• _Written problem_: Find each line with the word "presente" and copy it.

# # # # # # #

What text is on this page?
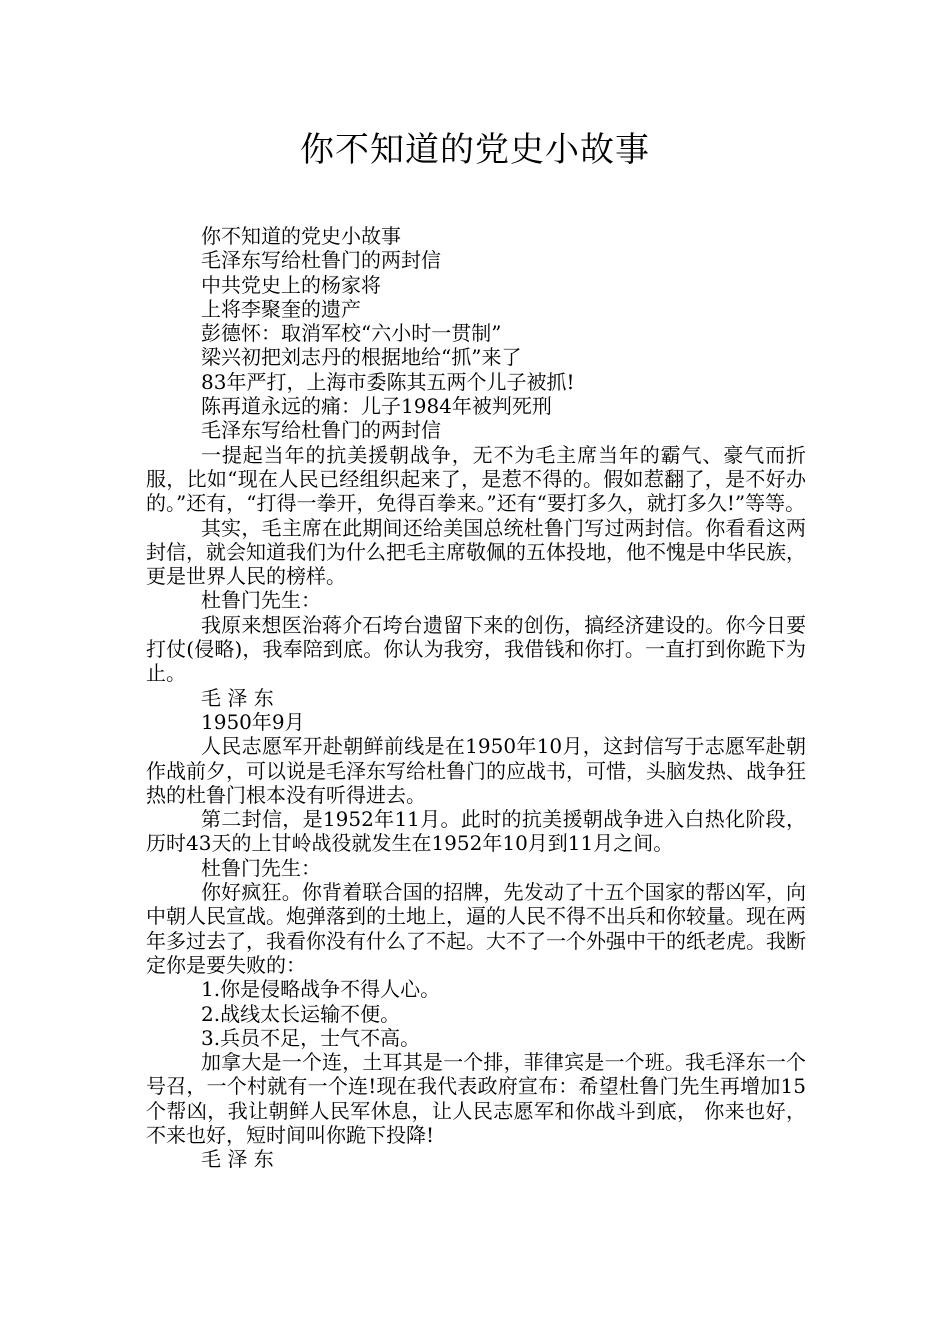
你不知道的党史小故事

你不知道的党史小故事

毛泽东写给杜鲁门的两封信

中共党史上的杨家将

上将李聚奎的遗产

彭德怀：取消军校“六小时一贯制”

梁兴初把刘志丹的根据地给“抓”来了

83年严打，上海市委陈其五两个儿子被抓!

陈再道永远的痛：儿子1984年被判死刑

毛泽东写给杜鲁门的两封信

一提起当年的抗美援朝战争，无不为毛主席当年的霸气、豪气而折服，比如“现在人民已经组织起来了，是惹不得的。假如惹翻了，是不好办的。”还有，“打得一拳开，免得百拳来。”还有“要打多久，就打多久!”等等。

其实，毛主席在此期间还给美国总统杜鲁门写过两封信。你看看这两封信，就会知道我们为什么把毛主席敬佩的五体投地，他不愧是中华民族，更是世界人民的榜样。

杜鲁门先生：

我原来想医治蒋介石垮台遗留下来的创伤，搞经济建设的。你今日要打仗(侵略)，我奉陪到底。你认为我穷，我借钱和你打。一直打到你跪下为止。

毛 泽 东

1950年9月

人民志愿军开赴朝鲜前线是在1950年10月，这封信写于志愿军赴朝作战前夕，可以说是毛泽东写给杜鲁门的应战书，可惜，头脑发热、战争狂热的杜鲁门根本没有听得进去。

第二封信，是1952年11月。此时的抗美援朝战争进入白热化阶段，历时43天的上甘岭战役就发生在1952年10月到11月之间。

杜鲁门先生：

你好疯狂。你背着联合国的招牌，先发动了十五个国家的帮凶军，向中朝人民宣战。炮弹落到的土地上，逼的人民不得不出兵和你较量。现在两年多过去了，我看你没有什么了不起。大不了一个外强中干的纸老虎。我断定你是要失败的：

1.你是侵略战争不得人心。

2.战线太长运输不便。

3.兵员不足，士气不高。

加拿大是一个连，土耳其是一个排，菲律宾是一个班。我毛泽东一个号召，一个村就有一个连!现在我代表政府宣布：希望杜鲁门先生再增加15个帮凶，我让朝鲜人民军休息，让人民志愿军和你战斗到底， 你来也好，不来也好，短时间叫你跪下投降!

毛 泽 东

# # # # # # #

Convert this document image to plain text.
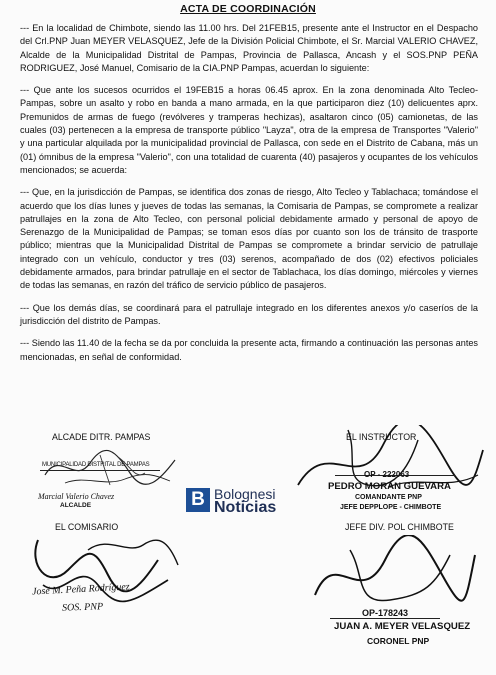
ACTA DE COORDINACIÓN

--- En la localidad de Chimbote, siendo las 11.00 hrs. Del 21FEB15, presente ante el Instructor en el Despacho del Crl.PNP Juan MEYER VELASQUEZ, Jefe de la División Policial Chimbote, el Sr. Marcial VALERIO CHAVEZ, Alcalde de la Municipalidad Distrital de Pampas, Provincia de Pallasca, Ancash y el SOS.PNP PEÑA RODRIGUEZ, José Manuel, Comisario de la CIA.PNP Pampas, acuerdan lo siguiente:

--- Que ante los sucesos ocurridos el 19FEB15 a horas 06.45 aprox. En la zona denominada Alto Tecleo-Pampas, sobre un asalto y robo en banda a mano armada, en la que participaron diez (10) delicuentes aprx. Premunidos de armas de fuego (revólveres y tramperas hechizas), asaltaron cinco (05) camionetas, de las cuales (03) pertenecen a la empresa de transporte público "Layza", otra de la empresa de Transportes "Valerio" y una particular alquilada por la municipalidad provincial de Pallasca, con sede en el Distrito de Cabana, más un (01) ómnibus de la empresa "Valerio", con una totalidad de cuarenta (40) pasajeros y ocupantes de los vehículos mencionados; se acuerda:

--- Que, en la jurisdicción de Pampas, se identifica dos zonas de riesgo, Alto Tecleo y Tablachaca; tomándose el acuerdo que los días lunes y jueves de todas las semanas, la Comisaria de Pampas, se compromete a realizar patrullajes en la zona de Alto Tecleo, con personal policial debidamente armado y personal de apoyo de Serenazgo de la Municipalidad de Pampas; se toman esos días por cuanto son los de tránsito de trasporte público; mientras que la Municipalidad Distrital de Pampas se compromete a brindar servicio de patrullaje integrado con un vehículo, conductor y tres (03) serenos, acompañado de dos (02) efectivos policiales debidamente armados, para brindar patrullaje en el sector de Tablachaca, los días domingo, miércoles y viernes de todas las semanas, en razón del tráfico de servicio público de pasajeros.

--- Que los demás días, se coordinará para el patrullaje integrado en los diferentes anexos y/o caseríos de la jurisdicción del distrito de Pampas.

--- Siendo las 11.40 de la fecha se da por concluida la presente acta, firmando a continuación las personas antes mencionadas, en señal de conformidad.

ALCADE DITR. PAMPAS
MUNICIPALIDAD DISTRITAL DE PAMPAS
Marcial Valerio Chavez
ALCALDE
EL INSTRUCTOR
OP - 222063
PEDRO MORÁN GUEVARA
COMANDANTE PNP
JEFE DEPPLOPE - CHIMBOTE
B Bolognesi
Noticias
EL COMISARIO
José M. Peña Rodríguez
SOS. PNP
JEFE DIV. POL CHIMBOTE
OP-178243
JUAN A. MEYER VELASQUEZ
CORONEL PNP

# # # # # # #

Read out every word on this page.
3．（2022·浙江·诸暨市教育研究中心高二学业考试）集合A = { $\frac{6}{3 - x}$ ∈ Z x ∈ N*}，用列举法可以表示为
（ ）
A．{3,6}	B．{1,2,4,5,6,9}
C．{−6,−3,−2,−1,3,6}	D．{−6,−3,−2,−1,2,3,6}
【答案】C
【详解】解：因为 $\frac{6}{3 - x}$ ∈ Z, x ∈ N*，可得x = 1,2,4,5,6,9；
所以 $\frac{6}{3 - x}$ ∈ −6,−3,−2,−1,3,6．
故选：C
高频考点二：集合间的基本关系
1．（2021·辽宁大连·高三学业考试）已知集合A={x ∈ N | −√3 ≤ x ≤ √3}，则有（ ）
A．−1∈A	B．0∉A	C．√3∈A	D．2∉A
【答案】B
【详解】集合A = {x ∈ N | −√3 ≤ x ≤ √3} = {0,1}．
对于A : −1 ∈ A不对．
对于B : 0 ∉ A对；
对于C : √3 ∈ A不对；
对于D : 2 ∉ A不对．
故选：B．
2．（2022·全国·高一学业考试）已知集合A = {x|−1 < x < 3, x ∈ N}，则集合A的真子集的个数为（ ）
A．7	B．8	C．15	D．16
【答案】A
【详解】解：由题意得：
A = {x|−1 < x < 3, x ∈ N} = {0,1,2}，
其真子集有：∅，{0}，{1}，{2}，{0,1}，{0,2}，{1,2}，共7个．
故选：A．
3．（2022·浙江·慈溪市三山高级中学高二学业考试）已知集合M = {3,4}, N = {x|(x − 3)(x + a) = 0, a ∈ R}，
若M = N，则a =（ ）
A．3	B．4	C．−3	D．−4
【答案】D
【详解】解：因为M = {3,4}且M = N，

# # # # # # #

• _Solved problem_:
--- En la localidad de Chimbote, siendo las 11.00 hrs. Del 21FEB15, presente ante el Instructor en el Despacho del Crl.PNP Juan MEYER VELASQUEZ, Jefe de la División Policial Chimbote, el Sr. Marcial VALERIO CHAVEZ, Alcalde de la Municipalidad Distrital de Pampas, Provincia de Pallasca, Ancash y el SOS.PNP PEÑA RODRIGUEZ, José Manuel, Comisario de la CIA.PNP Pampas, acuerdan lo siguiente:
--- Siendo las 11.40 de la fecha se da por concluida la presente acta, firmando a continuación las personas antes mencionadas, en señal de conformidad.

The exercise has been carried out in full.